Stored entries
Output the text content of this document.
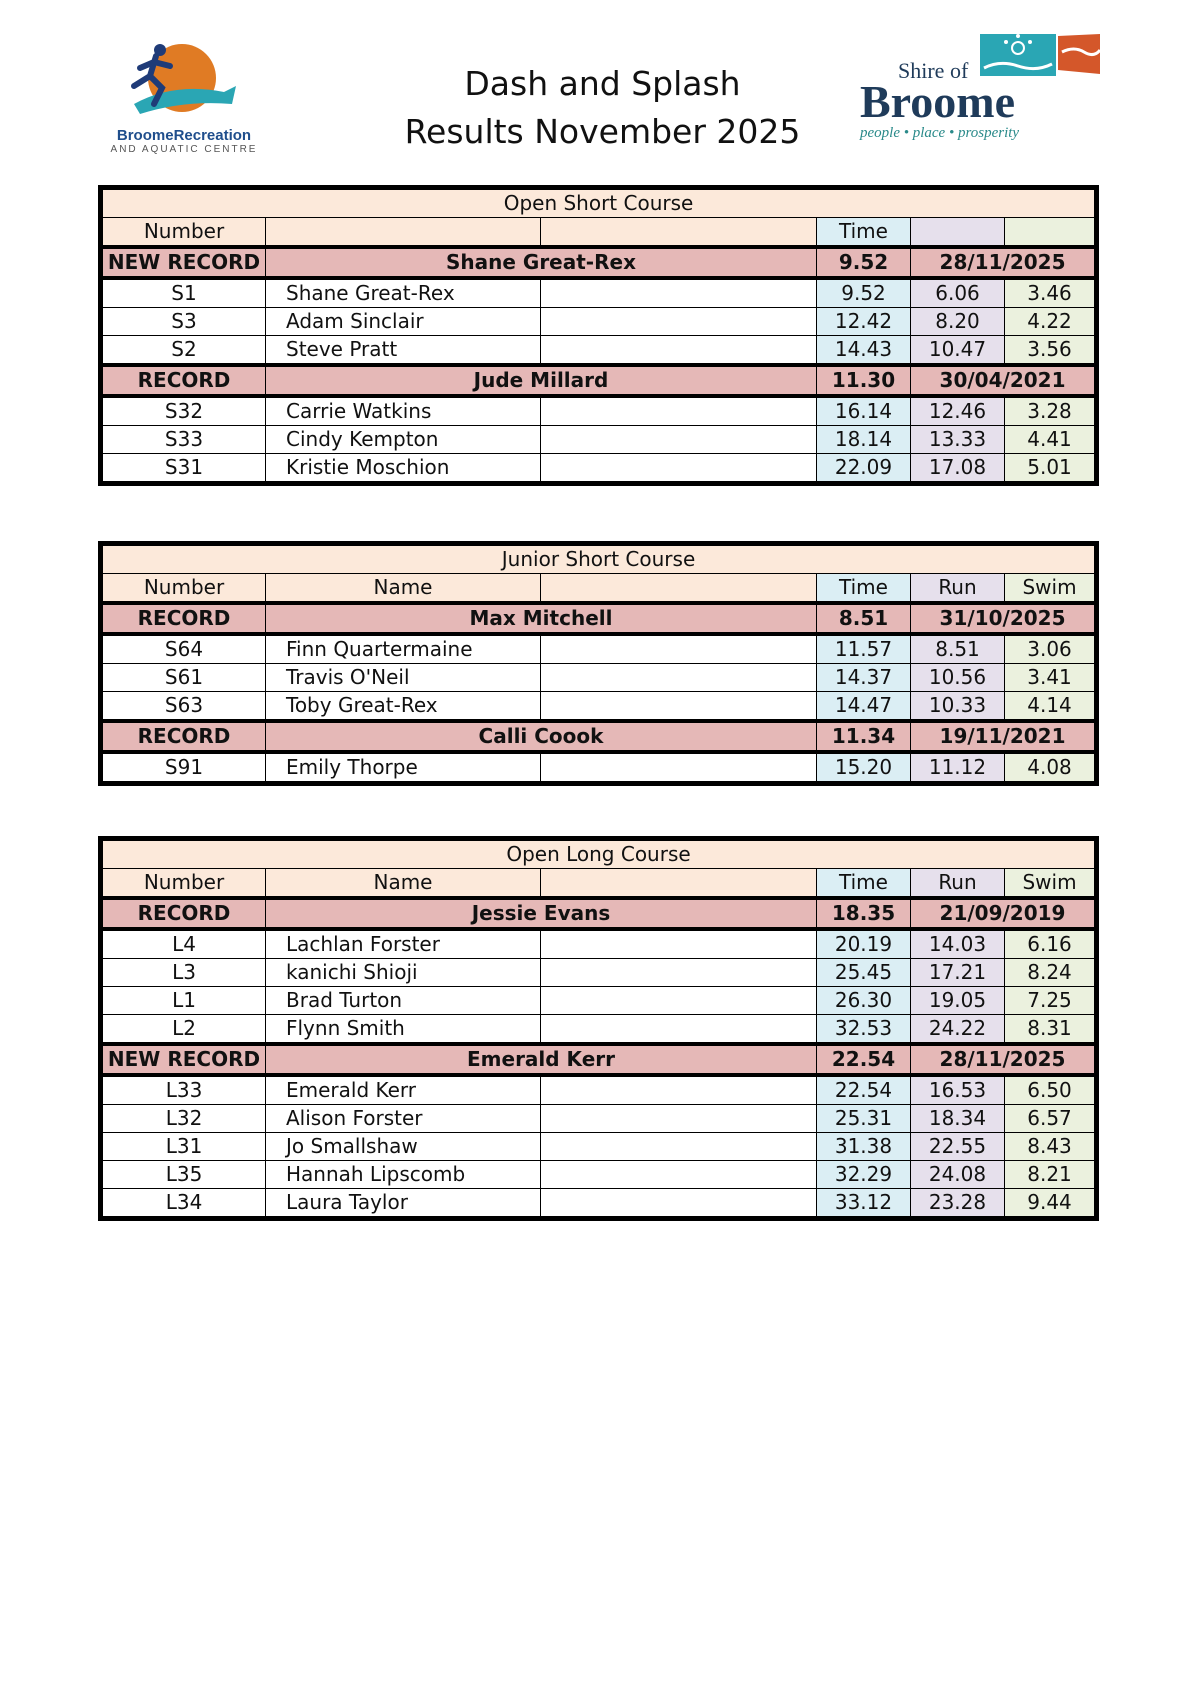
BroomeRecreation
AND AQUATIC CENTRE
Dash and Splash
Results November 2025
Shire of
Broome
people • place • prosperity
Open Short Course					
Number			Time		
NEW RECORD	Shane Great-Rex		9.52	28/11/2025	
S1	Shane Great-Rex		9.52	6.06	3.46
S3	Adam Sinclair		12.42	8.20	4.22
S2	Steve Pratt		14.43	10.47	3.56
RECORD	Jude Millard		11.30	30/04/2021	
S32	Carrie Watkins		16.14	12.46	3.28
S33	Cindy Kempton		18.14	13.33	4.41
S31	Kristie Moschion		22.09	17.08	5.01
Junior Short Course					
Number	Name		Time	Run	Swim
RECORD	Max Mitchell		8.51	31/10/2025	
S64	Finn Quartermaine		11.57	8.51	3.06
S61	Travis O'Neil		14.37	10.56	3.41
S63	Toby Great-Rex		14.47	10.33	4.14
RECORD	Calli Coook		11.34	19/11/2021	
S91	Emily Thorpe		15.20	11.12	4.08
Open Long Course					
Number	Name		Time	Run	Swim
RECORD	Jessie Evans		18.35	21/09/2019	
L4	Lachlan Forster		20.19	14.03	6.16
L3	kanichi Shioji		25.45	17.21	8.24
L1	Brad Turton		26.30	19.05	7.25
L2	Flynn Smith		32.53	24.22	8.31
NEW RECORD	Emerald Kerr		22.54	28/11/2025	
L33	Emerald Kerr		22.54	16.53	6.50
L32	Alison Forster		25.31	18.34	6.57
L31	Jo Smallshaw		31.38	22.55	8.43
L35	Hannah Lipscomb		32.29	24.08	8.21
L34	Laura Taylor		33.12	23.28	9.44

Exercise goal: Your task is to list each line of the records with the word "Forster".

Complete answer:
L4	Lachlan Forster		20.19	14.03	6.16
L32	Alison Forster		25.31	18.34	6.57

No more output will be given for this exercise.